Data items

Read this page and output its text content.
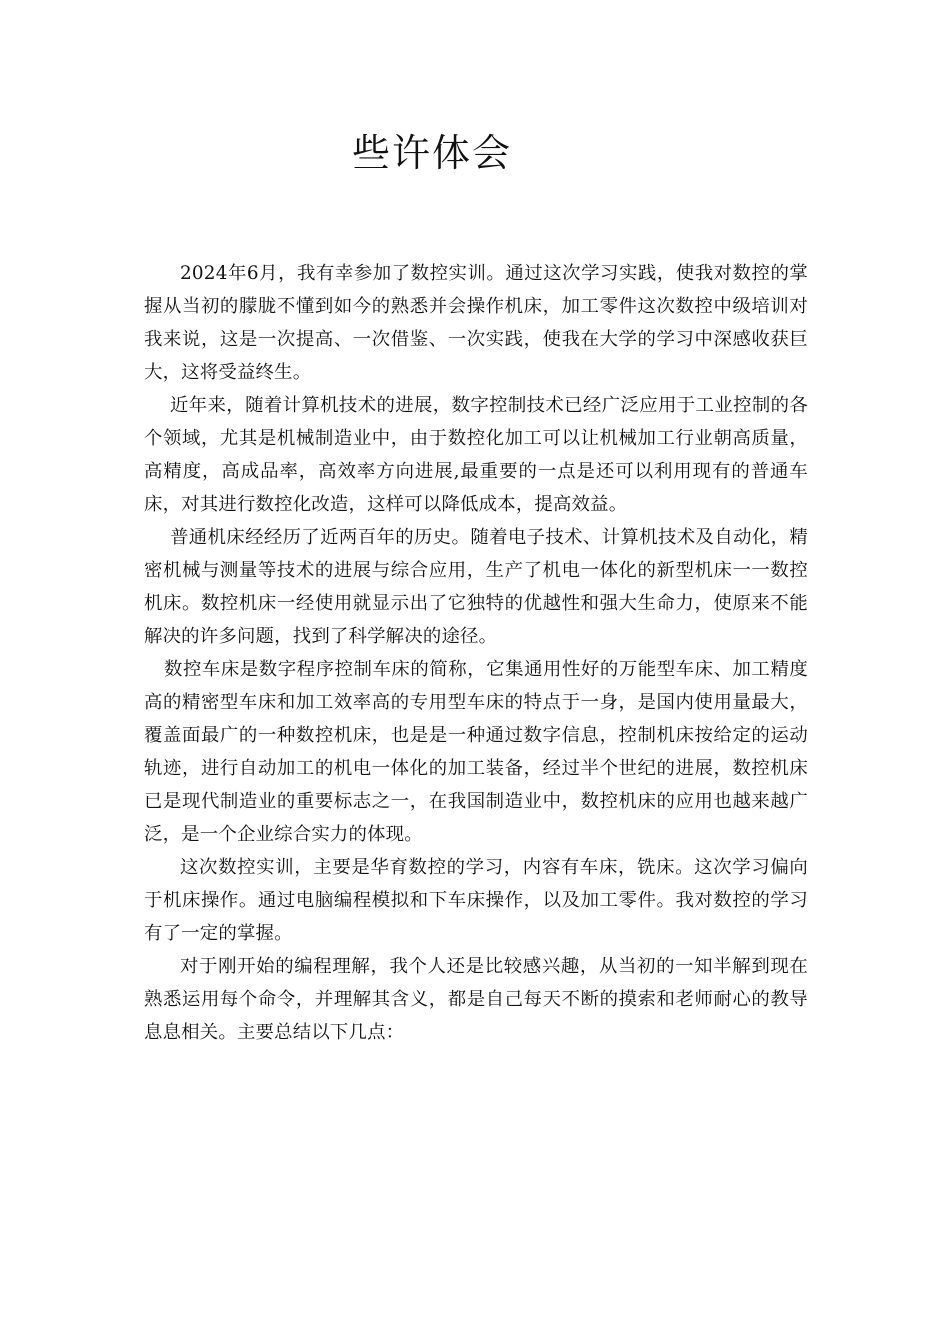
些许体会

2024年6月，我有幸参加了数控实训。通过这次学习实践，使我对数控的掌握从当初的朦胧不懂到如今的熟悉并会操作机床，加工零件这次数控中级培训对我来说，这是一次提高、一次借鉴、一次实践，使我在大学的学习中深感收获巨大，这将受益终生。

近年来，随着计算机技术的进展，数字控制技术已经广泛应用于工业控制的各个领域，尤其是机械制造业中，由于数控化加工可以让机械加工行业朝高质量，高精度，高成品率，高效率方向进展,最重要的一点是还可以利用现有的普通车床，对其进行数控化改造，这样可以降低成本，提高效益。

普通机床经经历了近两百年的历史。随着电子技术、计算机技术及自动化，精密机械与测量等技术的进展与综合应用，生产了机电一体化的新型机床一一数控机床。数控机床一经使用就显示出了它独特的优越性和强大生命力，使原来不能解决的许多问题，找到了科学解决的途径。

数控车床是数字程序控制车床的简称，它集通用性好的万能型车床、加工精度高的精密型车床和加工效率高的专用型车床的特点于一身，是国内使用量最大，覆盖面最广的一种数控机床，也是是一种通过数字信息，控制机床按给定的运动轨迹，进行自动加工的机电一体化的加工装备，经过半个世纪的进展，数控机床已是现代制造业的重要标志之一，在我国制造业中，数控机床的应用也越来越广泛，是一个企业综合实力的体现。

这次数控实训，主要是华育数控的学习，内容有车床，铣床。这次学习偏向于机床操作。通过电脑编程模拟和下车床操作，以及加工零件。我对数控的学习有了一定的掌握。

对于刚开始的编程理解，我个人还是比较感兴趣，从当初的一知半解到现在熟悉运用每个命令，并理解其含义，都是自己每天不断的摸索和老师耐心的教导息息相关。主要总结以下几点：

**TASK OBJECTIVE**.
Except for the pictures, reproduce every line exactly.

**THE RESPONSE**.
Read this page and output its text content.
些许体会

2024年6月，我有幸参加了数控实训。通过这次学习实践，使我对数控的掌握从当初的朦胧不懂到如今的熟悉并会操作机床，加工零件这次数控中级培训对我来说，这是一次提高、一次借鉴、一次实践，使我在大学的学习中深感收获巨大，这将受益终生。

近年来，随着计算机技术的进展，数字控制技术已经广泛应用于工业控制的各个领域，尤其是机械制造业中，由于数控化加工可以让机械加工行业朝高质量，高精度，高成品率，高效率方向进展,最重要的一点是还可以利用现有的普通车床，对其进行数控化改造，这样可以降低成本，提高效益。

普通机床经经历了近两百年的历史。随着电子技术、计算机技术及自动化，精密机械与测量等技术的进展与综合应用，生产了机电一体化的新型机床一一数控机床。数控机床一经使用就显示出了它独特的优越性和强大生命力，使原来不能解决的许多问题，找到了科学解决的途径。

数控车床是数字程序控制车床的简称，它集通用性好的万能型车床、加工精度高的精密型车床和加工效率高的专用型车床的特点于一身，是国内使用量最大，覆盖面最广的一种数控机床，也是是一种通过数字信息，控制机床按给定的运动轨迹，进行自动加工的机电一体化的加工装备，经过半个世纪的进展，数控机床已是现代制造业的重要标志之一，在我国制造业中，数控机床的应用也越来越广泛，是一个企业综合实力的体现。

这次数控实训，主要是华育数控的学习，内容有车床，铣床。这次学习偏向于机床操作。通过电脑编程模拟和下车床操作，以及加工零件。我对数控的学习有了一定的掌握。

对于刚开始的编程理解，我个人还是比较感兴趣，从当初的一知半解到现在熟悉运用每个命令，并理解其含义，都是自己每天不断的摸索和老师耐心的教导息息相关。主要总结以下几点：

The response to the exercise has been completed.